- **TASK PROMPT**
Repeat the whole listing exactly.

- **DATASET EXTRACT**
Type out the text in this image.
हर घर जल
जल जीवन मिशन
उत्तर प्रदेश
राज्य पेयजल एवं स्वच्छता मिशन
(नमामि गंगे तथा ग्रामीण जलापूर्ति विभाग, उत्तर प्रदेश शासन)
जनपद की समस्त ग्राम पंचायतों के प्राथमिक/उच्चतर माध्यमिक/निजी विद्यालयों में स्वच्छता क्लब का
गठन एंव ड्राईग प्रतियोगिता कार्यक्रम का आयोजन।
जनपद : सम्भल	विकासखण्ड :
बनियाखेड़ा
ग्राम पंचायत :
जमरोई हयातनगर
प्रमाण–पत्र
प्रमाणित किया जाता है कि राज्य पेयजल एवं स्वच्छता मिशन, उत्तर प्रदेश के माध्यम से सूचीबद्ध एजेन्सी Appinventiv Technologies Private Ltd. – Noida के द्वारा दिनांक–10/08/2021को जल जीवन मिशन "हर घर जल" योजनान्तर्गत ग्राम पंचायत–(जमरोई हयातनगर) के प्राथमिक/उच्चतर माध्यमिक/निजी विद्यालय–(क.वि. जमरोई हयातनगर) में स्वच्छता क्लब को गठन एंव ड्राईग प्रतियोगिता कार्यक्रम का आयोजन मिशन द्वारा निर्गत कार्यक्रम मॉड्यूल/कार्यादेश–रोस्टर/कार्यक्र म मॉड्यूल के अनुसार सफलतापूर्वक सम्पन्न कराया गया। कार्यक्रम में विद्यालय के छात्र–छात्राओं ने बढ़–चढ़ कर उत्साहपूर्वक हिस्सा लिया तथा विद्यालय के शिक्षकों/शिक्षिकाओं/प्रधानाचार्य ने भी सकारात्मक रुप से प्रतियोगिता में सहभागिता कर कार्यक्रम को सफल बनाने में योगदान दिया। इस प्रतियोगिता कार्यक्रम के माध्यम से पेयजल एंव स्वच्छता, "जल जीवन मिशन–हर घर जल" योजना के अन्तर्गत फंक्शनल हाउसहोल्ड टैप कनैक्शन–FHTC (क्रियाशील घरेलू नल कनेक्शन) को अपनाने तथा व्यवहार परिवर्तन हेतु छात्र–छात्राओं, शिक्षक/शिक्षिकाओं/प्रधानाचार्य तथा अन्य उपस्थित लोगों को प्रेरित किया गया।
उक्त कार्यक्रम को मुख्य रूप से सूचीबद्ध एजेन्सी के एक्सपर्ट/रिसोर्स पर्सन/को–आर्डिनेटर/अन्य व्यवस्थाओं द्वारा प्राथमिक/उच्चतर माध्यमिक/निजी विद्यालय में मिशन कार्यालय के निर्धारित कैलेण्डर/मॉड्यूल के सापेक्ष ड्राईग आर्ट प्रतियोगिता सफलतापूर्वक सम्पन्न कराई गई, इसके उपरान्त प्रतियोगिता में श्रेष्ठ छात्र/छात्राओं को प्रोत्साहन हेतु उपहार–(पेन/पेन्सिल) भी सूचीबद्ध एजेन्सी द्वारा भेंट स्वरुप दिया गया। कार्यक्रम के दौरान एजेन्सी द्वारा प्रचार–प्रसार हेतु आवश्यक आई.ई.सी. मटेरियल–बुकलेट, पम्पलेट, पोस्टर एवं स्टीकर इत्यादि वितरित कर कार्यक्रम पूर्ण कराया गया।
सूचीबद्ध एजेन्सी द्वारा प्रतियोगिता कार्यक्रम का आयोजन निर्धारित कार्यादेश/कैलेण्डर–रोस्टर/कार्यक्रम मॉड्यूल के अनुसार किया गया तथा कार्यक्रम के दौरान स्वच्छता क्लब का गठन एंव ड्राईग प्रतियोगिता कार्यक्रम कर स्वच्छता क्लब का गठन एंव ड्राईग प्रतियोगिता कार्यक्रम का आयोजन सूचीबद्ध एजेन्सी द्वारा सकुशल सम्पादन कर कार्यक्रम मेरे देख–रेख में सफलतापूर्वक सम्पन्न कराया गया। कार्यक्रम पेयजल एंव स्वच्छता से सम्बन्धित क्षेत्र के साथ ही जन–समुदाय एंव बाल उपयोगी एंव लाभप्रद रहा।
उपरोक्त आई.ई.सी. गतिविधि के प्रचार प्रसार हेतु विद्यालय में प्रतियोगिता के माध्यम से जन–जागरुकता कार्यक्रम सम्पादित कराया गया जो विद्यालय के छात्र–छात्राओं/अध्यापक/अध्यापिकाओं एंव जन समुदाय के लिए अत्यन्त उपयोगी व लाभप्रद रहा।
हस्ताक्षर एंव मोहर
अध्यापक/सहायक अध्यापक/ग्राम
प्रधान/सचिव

- **RESULT OF THE EXERCISE**
Type out the text in this image.
हर घर जल
जल जीवन मिशन
उत्तर प्रदेश
राज्य पेयजल एवं स्वच्छता मिशन
(नमामि गंगे तथा ग्रामीण जलापूर्ति विभाग, उत्तर प्रदेश शासन)
जनपद की समस्त ग्राम पंचायतों के प्राथमिक/उच्चतर माध्यमिक/निजी विद्यालयों में स्वच्छता क्लब का
गठन एंव ड्राईग प्रतियोगिता कार्यक्रम का आयोजन।
जनपद : सम्भल	विकासखण्ड :
बनियाखेड़ा
ग्राम पंचायत :
जमरोई हयातनगर
प्रमाण–पत्र
प्रमाणित किया जाता है कि राज्य पेयजल एवं स्वच्छता मिशन, उत्तर प्रदेश के माध्यम से सूचीबद्ध एजेन्सी Appinventiv Technologies Private Ltd. – Noida के द्वारा दिनांक–10/08/2021को जल जीवन मिशन "हर घर जल" योजनान्तर्गत ग्राम पंचायत–(जमरोई हयातनगर) के प्राथमिक/उच्चतर माध्यमिक/निजी विद्यालय–(क.वि. जमरोई हयातनगर) में स्वच्छता क्लब को गठन एंव ड्राईग प्रतियोगिता कार्यक्रम का आयोजन मिशन द्वारा निर्गत कार्यक्रम मॉड्यूल/कार्यादेश–रोस्टर/कार्यक्र म मॉड्यूल के अनुसार सफलतापूर्वक सम्पन्न कराया गया। कार्यक्रम में विद्यालय के छात्र–छात्राओं ने बढ़–चढ़ कर उत्साहपूर्वक हिस्सा लिया तथा विद्यालय के शिक्षकों/शिक्षिकाओं/प्रधानाचार्य ने भी सकारात्मक रुप से प्रतियोगिता में सहभागिता कर कार्यक्रम को सफल बनाने में योगदान दिया। इस प्रतियोगिता कार्यक्रम के माध्यम से पेयजल एंव स्वच्छता, "जल जीवन मिशन–हर घर जल" योजना के अन्तर्गत फंक्शनल हाउसहोल्ड टैप कनैक्शन–FHTC (क्रियाशील घरेलू नल कनेक्शन) को अपनाने तथा व्यवहार परिवर्तन हेतु छात्र–छात्राओं, शिक्षक/शिक्षिकाओं/प्रधानाचार्य तथा अन्य उपस्थित लोगों को प्रेरित किया गया।
उक्त कार्यक्रम को मुख्य रूप से सूचीबद्ध एजेन्सी के एक्सपर्ट/रिसोर्स पर्सन/को–आर्डिनेटर/अन्य व्यवस्थाओं द्वारा प्राथमिक/उच्चतर माध्यमिक/निजी विद्यालय में मिशन कार्यालय के निर्धारित कैलेण्डर/मॉड्यूल के सापेक्ष ड्राईग आर्ट प्रतियोगिता सफलतापूर्वक सम्पन्न कराई गई, इसके उपरान्त प्रतियोगिता में श्रेष्ठ छात्र/छात्राओं को प्रोत्साहन हेतु उपहार–(पेन/पेन्सिल) भी सूचीबद्ध एजेन्सी द्वारा भेंट स्वरुप दिया गया। कार्यक्रम के दौरान एजेन्सी द्वारा प्रचार–प्रसार हेतु आवश्यक आई.ई.सी. मटेरियल–बुकलेट, पम्पलेट, पोस्टर एवं स्टीकर इत्यादि वितरित कर कार्यक्रम पूर्ण कराया गया।
सूचीबद्ध एजेन्सी द्वारा प्रतियोगिता कार्यक्रम का आयोजन निर्धारित कार्यादेश/कैलेण्डर–रोस्टर/कार्यक्रम मॉड्यूल के अनुसार किया गया तथा कार्यक्रम के दौरान स्वच्छता क्लब का गठन एंव ड्राईग प्रतियोगिता कार्यक्रम कर स्वच्छता क्लब का गठन एंव ड्राईग प्रतियोगिता कार्यक्रम का आयोजन सूचीबद्ध एजेन्सी द्वारा सकुशल सम्पादन कर कार्यक्रम मेरे देख–रेख में सफलतापूर्वक सम्पन्न कराया गया। कार्यक्रम पेयजल एंव स्वच्छता से सम्बन्धित क्षेत्र के साथ ही जन–समुदाय एंव बाल उपयोगी एंव लाभप्रद रहा।
उपरोक्त आई.ई.सी. गतिविधि के प्रचार प्रसार हेतु विद्यालय में प्रतियोगिता के माध्यम से जन–जागरुकता कार्यक्रम सम्पादित कराया गया जो विद्यालय के छात्र–छात्राओं/अध्यापक/अध्यापिकाओं एंव जन समुदाय के लिए अत्यन्त उपयोगी व लाभप्रद रहा।
हस्ताक्षर एंव मोहर
अध्यापक/सहायक अध्यापक/ग्राम
प्रधान/सचिव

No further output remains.